> Dataset rows
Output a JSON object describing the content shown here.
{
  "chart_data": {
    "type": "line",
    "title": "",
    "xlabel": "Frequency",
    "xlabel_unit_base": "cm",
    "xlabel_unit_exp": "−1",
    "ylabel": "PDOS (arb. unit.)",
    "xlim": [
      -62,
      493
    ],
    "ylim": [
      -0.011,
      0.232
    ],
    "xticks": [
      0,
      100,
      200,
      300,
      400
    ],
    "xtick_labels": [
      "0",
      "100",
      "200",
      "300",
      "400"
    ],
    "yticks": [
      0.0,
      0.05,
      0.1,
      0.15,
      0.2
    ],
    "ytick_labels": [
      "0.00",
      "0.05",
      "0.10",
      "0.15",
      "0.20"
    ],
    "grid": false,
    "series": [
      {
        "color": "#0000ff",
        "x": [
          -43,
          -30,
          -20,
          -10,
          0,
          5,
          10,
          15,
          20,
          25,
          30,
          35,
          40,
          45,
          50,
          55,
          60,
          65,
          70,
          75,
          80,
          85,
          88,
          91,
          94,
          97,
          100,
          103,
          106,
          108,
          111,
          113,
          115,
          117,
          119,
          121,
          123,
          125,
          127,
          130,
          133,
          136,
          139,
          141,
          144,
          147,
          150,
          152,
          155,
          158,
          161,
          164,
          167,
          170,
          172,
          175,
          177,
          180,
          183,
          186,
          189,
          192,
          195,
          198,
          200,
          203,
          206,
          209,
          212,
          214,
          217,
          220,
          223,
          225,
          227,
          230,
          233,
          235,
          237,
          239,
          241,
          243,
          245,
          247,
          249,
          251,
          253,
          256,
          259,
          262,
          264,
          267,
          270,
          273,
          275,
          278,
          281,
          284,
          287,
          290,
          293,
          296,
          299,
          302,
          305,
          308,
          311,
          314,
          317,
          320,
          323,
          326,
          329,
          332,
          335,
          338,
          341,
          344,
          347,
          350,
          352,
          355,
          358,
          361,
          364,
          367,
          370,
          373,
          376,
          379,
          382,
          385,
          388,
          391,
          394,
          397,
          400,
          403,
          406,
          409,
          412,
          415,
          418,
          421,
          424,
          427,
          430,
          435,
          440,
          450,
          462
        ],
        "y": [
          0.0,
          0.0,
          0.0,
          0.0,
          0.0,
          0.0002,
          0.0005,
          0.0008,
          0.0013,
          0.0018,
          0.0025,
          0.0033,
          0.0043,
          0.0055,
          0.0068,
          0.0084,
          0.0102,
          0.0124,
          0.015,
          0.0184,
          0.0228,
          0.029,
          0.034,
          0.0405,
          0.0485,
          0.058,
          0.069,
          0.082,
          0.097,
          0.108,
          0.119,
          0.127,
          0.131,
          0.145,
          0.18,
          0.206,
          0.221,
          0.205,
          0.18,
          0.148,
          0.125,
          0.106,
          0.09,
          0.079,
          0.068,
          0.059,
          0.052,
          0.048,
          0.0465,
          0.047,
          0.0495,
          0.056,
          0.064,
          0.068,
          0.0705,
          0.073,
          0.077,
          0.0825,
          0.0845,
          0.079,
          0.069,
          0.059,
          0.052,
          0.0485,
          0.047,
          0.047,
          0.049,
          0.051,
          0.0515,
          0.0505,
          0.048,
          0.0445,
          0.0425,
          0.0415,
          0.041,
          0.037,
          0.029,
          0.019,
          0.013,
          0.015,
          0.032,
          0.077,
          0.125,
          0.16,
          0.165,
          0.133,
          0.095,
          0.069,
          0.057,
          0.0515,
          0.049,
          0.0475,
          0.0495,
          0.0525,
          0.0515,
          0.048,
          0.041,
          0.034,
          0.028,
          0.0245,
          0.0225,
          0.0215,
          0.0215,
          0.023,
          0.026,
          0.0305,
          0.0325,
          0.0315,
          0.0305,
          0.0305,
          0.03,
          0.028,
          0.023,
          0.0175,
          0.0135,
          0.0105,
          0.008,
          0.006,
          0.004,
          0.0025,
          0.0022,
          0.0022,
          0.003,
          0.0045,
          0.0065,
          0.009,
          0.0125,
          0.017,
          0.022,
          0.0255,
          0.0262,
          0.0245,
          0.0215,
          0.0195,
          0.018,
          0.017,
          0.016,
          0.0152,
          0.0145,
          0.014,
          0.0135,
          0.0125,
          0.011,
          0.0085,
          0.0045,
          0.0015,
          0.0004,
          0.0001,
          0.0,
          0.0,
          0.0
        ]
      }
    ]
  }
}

> GIVEN EXERCISE
Restate each of the entries above verbatim.

> TASK ANSWER
Output a JSON object describing the content shown here.
{
  "chart_data": {
    "type": "line",
    "title": "",
    "xlabel": "Frequency",
    "xlabel_unit_base": "cm",
    "xlabel_unit_exp": "−1",
    "ylabel": "PDOS (arb. unit.)",
    "xlim": [
      -62,
      493
    ],
    "ylim": [
      -0.011,
      0.232
    ],
    "xticks": [
      0,
      100,
      200,
      300,
      400
    ],
    "xtick_labels": [
      "0",
      "100",
      "200",
      "300",
      "400"
    ],
    "yticks": [
      0.0,
      0.05,
      0.1,
      0.15,
      0.2
    ],
    "ytick_labels": [
      "0.00",
      "0.05",
      "0.10",
      "0.15",
      "0.20"
    ],
    "grid": false,
    "series": [
      {
        "color": "#0000ff",
        "x": [
          -43,
          -30,
          -20,
          -10,
          0,
          5,
          10,
          15,
          20,
          25,
          30,
          35,
          40,
          45,
          50,
          55,
          60,
          65,
          70,
          75,
          80,
          85,
          88,
          91,
          94,
          97,
          100,
          103,
          106,
          108,
          111,
          113,
          115,
          117,
          119,
          121,
          123,
          125,
          127,
          130,
          133,
          136,
          139,
          141,
          144,
          147,
          150,
          152,
          155,
          158,
          161,
          164,
          167,
          170,
          172,
          175,
          177,
          180,
          183,
          186,
          189,
          192,
          195,
          198,
          200,
          203,
          206,
          209,
          212,
          214,
          217,
          220,
          223,
          225,
          227,
          230,
          233,
          235,
          237,
          239,
          241,
          243,
          245,
          247,
          249,
          251,
          253,
          256,
          259,
          262,
          264,
          267,
          270,
          273,
          275,
          278,
          281,
          284,
          287,
          290,
          293,
          296,
          299,
          302,
          305,
          308,
          311,
          314,
          317,
          320,
          323,
          326,
          329,
          332,
          335,
          338,
          341,
          344,
          347,
          350,
          352,
          355,
          358,
          361,
          364,
          367,
          370,
          373,
          376,
          379,
          382,
          385,
          388,
          391,
          394,
          397,
          400,
          403,
          406,
          409,
          412,
          415,
          418,
          421,
          424,
          427,
          430,
          435,
          440,
          450,
          462
        ],
        "y": [
          0.0,
          0.0,
          0.0,
          0.0,
          0.0,
          0.0002,
          0.0005,
          0.0008,
          0.0013,
          0.0018,
          0.0025,
          0.0033,
          0.0043,
          0.0055,
          0.0068,
          0.0084,
          0.0102,
          0.0124,
          0.015,
          0.0184,
          0.0228,
          0.029,
          0.034,
          0.0405,
          0.0485,
          0.058,
          0.069,
          0.082,
          0.097,
          0.108,
          0.119,
          0.127,
          0.131,
          0.145,
          0.18,
          0.206,
          0.221,
          0.205,
          0.18,
          0.148,
          0.125,
          0.106,
          0.09,
          0.079,
          0.068,
          0.059,
          0.052,
          0.048,
          0.0465,
          0.047,
          0.0495,
          0.056,
          0.064,
          0.068,
          0.0705,
          0.073,
          0.077,
          0.0825,
          0.0845,
          0.079,
          0.069,
          0.059,
          0.052,
          0.0485,
          0.047,
          0.047,
          0.049,
          0.051,
          0.0515,
          0.0505,
          0.048,
          0.0445,
          0.0425,
          0.0415,
          0.041,
          0.037,
          0.029,
          0.019,
          0.013,
          0.015,
          0.032,
          0.077,
          0.125,
          0.16,
          0.165,
          0.133,
          0.095,
          0.069,
          0.057,
          0.0515,
          0.049,
          0.0475,
          0.0495,
          0.0525,
          0.0515,
          0.048,
          0.041,
          0.034,
          0.028,
          0.0245,
          0.0225,
          0.0215,
          0.0215,
          0.023,
          0.026,
          0.0305,
          0.0325,
          0.0315,
          0.0305,
          0.0305,
          0.03,
          0.028,
          0.023,
          0.0175,
          0.0135,
          0.0105,
          0.008,
          0.006,
          0.004,
          0.0025,
          0.0022,
          0.0022,
          0.003,
          0.0045,
          0.0065,
          0.009,
          0.0125,
          0.017,
          0.022,
          0.0255,
          0.0262,
          0.0245,
          0.0215,
          0.0195,
          0.018,
          0.017,
          0.016,
          0.0152,
          0.0145,
          0.014,
          0.0135,
          0.0125,
          0.011,
          0.0085,
          0.0045,
          0.0015,
          0.0004,
          0.0001,
          0.0,
          0.0,
          0.0
        ]
      }
    ]
  }
}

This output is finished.